Return the listing below unchanged, minus its pictures.

• **INFORMATION SHOWN**:
>>

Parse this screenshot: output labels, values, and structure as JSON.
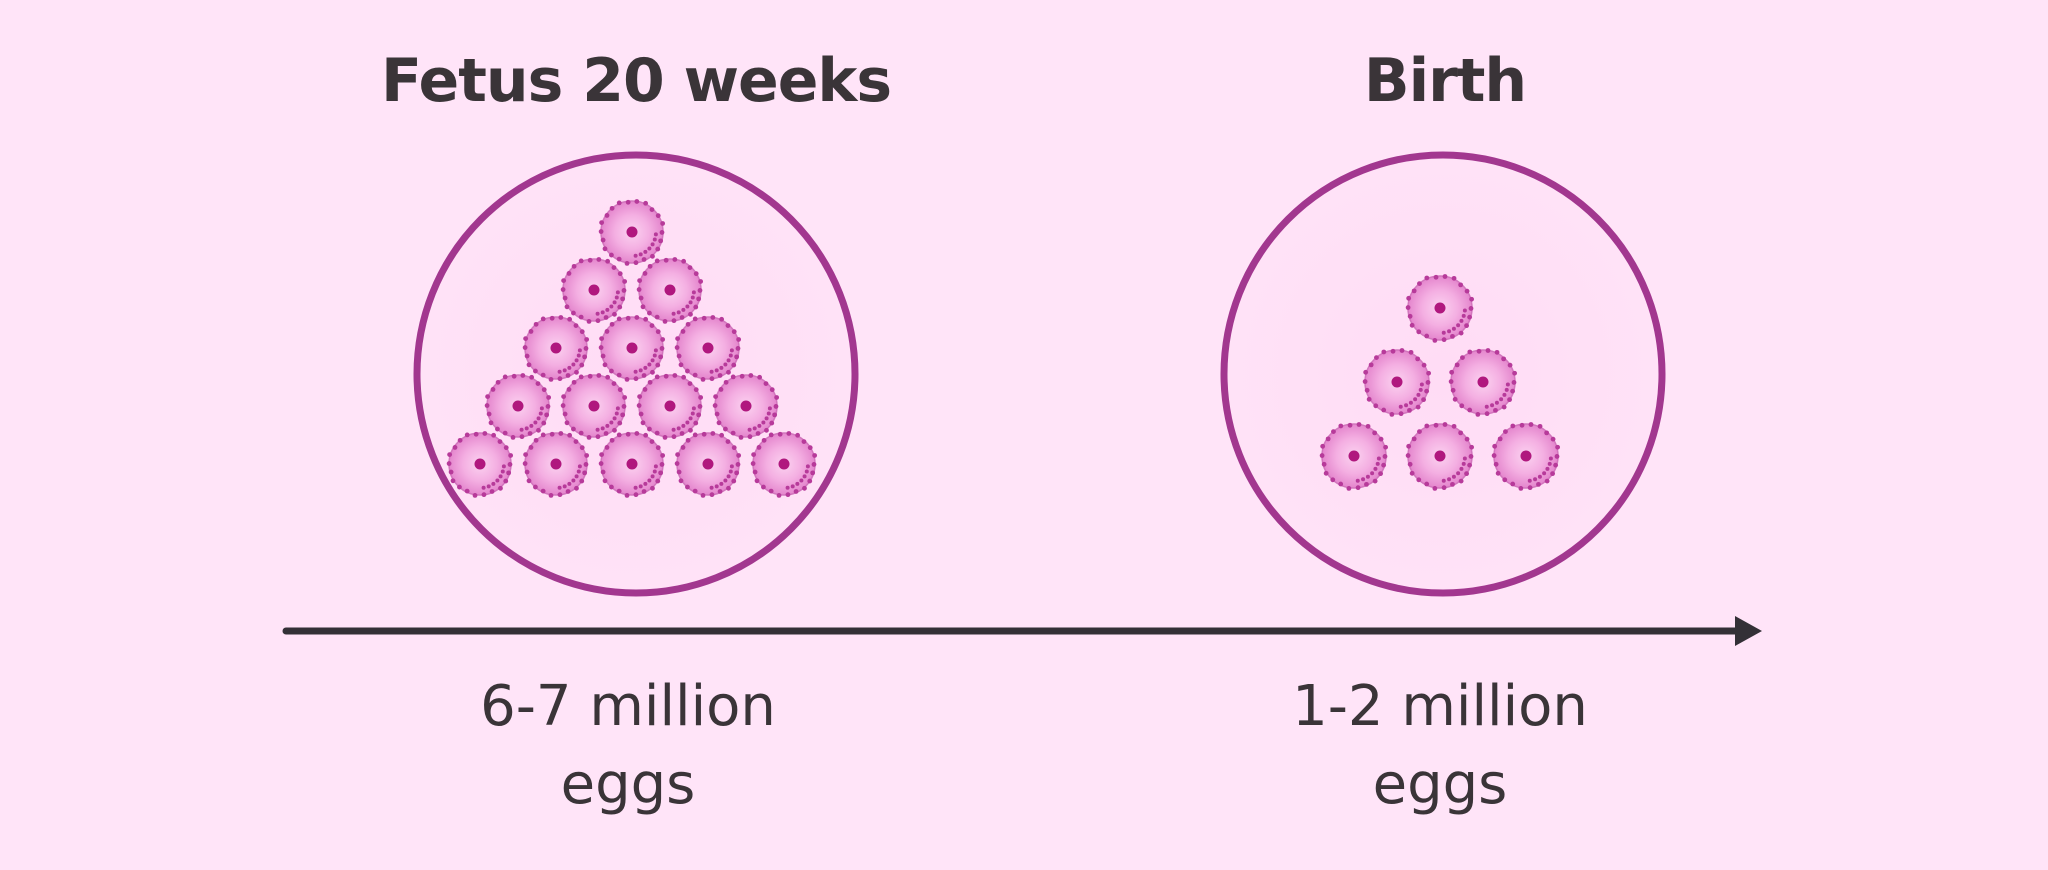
{
  "stages": [
    {
      "title": "Fetus 20 weeks",
      "caption_line1": "6-7 million",
      "caption_line2": "eggs",
      "egg_rows": [
        1,
        2,
        3,
        4,
        5
      ]
    },
    {
      "title": "Birth",
      "caption_line1": "1-2 million",
      "caption_line2": "eggs",
      "egg_rows": [
        1,
        2,
        3
      ]
    }
  ],
  "colors": {
    "background": "#ffe4f8",
    "circle_stroke": "#a2378f",
    "circle_fill": "#ffdcf5",
    "egg_fill": "#f2a0dd",
    "egg_core": "#fbd2f0",
    "egg_dots": "#b73a9a",
    "nucleus": "#b0177e",
    "timeline": "#333036",
    "text": "#3a3438"
  },
  "icons": {
    "egg": "egg-cell-icon",
    "arrow": "arrow-right-icon"
  }
}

<<

• **TASK SOLUTION**:
Parse this screenshot: output labels, values, and structure as JSON.
{
  "stages": [
    {
      "title": "Fetus 20 weeks",
      "caption_line1": "6-7 million",
      "caption_line2": "eggs",
      "egg_rows": [
        1,
        2,
        3,
        4,
        5
      ]
    },
    {
      "title": "Birth",
      "caption_line1": "1-2 million",
      "caption_line2": "eggs",
      "egg_rows": [
        1,
        2,
        3
      ]
    }
  ],
  "colors": {
    "background": "#ffe4f8",
    "circle_stroke": "#a2378f",
    "circle_fill": "#ffdcf5",
    "egg_fill": "#f2a0dd",
    "egg_core": "#fbd2f0",
    "egg_dots": "#b73a9a",
    "nucleus": "#b0177e",
    "timeline": "#333036",
    "text": "#3a3438"
  },
  "icons": {
    "egg": "egg-cell-icon",
    "arrow": "arrow-right-icon"
  }
}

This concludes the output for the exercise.